** Start Records for processing **

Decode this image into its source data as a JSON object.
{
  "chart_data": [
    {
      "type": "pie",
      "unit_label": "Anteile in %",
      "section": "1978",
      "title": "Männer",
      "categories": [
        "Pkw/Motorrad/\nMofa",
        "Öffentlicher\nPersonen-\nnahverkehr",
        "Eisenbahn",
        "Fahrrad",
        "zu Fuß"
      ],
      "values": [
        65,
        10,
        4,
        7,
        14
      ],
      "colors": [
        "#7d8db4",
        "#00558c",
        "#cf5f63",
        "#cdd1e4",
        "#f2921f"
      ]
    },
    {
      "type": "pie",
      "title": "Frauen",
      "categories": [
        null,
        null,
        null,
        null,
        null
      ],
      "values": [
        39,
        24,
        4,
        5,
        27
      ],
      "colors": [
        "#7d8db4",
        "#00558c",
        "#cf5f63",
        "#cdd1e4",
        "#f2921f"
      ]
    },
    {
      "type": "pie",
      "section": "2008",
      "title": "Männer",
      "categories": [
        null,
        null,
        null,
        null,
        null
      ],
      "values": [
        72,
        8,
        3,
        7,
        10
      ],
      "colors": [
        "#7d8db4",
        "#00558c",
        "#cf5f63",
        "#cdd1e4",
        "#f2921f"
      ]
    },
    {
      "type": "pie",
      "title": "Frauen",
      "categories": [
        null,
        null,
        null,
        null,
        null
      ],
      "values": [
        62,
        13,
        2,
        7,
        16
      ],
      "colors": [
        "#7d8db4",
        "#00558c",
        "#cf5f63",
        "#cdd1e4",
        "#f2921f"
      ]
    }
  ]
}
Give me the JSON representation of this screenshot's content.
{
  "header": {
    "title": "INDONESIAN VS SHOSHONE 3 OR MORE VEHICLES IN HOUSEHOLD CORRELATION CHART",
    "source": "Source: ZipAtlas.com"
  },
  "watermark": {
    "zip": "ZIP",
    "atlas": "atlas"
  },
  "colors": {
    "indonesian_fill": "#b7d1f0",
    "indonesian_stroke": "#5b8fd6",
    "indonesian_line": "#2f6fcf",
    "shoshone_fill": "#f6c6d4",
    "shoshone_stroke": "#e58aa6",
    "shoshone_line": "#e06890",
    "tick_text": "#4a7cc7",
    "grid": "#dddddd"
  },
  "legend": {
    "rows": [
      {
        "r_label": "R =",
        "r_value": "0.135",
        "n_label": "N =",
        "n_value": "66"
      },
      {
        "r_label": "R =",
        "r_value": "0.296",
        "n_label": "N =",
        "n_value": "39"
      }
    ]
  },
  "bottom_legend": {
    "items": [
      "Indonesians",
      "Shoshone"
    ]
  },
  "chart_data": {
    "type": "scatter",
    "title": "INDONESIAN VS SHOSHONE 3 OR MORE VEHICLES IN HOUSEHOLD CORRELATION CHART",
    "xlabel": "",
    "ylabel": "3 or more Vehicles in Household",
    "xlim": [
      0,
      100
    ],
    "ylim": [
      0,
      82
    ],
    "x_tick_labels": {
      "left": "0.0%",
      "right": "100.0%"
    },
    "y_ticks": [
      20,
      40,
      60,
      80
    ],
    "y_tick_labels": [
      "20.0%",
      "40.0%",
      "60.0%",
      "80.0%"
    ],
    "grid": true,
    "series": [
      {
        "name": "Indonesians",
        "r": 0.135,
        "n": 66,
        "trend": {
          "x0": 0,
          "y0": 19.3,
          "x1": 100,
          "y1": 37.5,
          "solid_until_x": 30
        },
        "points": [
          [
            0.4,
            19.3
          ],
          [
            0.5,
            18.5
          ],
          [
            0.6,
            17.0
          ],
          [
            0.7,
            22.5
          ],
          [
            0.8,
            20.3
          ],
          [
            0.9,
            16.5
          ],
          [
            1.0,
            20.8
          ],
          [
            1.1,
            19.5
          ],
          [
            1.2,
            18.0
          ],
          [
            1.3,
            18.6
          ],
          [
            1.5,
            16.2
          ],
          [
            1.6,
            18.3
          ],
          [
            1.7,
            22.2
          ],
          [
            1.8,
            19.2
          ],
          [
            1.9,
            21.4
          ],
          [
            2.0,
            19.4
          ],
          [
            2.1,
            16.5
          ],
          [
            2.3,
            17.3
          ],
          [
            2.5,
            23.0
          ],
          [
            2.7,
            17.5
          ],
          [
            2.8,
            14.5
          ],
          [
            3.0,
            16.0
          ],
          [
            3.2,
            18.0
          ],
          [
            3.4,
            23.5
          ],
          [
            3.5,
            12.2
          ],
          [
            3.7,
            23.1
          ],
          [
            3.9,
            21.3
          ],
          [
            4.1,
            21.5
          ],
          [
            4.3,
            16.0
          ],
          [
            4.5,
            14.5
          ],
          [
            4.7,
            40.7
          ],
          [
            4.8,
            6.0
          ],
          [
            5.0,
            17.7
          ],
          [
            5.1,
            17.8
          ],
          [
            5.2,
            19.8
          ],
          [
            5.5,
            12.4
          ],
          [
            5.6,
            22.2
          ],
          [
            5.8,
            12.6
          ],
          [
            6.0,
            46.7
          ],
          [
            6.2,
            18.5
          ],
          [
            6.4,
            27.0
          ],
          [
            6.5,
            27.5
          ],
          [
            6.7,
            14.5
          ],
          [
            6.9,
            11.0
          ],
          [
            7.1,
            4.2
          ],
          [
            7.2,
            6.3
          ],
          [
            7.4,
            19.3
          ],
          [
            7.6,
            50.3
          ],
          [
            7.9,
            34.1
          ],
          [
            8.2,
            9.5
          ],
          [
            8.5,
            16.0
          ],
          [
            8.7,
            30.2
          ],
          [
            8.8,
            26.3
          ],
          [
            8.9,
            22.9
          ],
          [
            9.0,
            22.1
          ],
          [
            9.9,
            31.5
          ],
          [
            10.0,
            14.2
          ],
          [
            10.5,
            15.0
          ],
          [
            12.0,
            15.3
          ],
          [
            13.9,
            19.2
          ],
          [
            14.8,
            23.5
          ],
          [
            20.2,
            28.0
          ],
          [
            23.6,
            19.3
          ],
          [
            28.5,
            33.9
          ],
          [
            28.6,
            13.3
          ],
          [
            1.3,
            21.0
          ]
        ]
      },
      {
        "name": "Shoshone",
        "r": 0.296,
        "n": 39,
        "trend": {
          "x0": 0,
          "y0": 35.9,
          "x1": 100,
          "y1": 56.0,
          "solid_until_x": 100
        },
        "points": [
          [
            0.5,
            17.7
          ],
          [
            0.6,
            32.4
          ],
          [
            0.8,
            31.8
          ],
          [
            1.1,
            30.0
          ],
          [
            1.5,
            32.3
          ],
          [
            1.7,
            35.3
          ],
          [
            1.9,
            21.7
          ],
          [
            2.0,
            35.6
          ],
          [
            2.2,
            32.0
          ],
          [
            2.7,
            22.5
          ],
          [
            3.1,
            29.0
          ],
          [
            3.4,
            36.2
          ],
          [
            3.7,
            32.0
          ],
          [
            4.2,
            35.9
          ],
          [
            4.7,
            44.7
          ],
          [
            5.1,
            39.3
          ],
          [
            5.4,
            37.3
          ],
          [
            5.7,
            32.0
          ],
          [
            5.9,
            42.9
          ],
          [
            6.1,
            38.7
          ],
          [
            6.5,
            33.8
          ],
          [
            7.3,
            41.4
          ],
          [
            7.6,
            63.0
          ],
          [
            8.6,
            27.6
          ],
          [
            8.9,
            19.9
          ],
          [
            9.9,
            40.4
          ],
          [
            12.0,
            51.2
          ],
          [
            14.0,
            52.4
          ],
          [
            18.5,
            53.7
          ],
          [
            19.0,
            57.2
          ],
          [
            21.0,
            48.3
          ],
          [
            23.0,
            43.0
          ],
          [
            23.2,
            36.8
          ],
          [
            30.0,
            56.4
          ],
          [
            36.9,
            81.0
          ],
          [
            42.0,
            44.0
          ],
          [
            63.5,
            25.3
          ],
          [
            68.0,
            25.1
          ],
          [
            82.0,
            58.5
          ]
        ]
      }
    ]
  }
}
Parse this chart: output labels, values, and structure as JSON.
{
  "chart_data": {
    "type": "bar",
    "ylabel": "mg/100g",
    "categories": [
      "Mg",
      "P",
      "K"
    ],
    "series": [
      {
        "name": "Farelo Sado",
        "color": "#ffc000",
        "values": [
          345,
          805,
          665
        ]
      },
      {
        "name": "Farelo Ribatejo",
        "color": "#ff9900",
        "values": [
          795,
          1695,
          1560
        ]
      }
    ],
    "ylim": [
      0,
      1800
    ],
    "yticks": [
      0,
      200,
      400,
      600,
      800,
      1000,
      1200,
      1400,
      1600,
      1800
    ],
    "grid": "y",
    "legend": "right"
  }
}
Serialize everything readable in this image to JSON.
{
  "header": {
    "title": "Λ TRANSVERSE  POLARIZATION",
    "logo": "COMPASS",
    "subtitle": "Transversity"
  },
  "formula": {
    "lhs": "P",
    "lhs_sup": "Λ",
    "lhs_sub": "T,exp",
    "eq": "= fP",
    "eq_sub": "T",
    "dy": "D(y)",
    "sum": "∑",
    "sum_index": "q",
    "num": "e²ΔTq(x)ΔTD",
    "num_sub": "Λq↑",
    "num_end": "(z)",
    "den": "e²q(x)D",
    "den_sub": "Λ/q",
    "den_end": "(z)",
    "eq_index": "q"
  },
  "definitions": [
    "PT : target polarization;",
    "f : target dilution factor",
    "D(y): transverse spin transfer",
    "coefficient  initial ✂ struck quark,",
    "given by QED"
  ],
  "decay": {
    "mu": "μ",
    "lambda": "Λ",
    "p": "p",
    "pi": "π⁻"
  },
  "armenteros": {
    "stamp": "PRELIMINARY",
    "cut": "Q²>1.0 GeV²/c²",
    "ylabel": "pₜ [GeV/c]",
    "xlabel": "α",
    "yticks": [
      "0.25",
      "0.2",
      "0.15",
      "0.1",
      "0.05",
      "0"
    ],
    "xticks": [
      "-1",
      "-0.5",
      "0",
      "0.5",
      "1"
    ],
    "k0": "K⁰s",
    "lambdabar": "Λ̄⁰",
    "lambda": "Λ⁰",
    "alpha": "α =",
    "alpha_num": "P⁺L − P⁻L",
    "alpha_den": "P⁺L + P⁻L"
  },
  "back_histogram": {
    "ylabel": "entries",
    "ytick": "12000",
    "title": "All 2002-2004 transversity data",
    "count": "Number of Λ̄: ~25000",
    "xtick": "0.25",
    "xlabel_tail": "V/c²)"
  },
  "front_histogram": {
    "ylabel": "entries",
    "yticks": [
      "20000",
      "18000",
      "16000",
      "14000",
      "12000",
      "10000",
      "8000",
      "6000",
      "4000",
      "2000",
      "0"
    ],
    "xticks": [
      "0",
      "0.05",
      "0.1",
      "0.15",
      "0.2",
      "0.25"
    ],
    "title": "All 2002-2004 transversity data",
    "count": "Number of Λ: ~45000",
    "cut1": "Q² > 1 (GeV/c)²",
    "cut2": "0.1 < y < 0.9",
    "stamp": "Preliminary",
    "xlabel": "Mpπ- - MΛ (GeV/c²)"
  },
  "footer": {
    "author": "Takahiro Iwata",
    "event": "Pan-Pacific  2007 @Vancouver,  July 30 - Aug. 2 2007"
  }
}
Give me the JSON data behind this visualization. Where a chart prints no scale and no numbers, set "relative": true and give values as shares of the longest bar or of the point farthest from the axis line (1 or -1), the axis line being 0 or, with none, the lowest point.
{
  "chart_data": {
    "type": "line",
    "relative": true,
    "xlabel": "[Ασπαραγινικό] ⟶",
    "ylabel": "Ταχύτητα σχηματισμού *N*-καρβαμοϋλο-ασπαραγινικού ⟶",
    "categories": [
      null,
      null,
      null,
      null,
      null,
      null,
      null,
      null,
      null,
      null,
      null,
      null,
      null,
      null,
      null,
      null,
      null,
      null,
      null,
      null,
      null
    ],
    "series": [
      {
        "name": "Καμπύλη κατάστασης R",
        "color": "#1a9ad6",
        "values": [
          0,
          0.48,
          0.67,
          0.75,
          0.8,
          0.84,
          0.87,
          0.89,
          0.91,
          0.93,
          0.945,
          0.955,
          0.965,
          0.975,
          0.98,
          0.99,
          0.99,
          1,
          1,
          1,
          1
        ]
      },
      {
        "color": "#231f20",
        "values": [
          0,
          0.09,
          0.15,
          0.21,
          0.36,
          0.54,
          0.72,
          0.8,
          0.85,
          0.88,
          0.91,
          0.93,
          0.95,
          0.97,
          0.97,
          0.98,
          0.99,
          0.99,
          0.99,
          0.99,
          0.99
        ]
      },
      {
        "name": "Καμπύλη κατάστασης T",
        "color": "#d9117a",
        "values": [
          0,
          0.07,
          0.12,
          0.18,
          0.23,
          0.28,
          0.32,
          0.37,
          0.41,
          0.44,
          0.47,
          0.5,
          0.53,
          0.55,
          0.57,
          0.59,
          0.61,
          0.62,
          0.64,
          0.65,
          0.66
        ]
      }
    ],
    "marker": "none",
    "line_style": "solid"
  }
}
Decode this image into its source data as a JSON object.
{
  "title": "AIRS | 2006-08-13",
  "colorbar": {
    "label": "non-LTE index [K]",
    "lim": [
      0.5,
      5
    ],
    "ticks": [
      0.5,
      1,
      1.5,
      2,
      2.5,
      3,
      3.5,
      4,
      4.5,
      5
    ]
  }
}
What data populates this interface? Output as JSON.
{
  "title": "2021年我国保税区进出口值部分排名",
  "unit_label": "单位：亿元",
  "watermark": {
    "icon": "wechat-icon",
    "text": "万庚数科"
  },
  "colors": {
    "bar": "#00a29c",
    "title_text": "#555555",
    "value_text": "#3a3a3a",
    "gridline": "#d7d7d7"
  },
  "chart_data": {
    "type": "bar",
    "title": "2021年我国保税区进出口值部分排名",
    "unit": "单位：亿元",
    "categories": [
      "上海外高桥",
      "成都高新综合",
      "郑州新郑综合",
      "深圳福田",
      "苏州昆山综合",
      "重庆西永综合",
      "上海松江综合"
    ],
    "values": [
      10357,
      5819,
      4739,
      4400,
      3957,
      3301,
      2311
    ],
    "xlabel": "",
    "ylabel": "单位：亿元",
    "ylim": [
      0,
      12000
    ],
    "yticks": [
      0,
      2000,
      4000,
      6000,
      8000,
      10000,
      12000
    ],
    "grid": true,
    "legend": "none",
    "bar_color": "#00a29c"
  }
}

** End Records for processing **

Task: Looking at the entries above, state how many lines contain "target"; give the number alone.

Solution to the problem: 2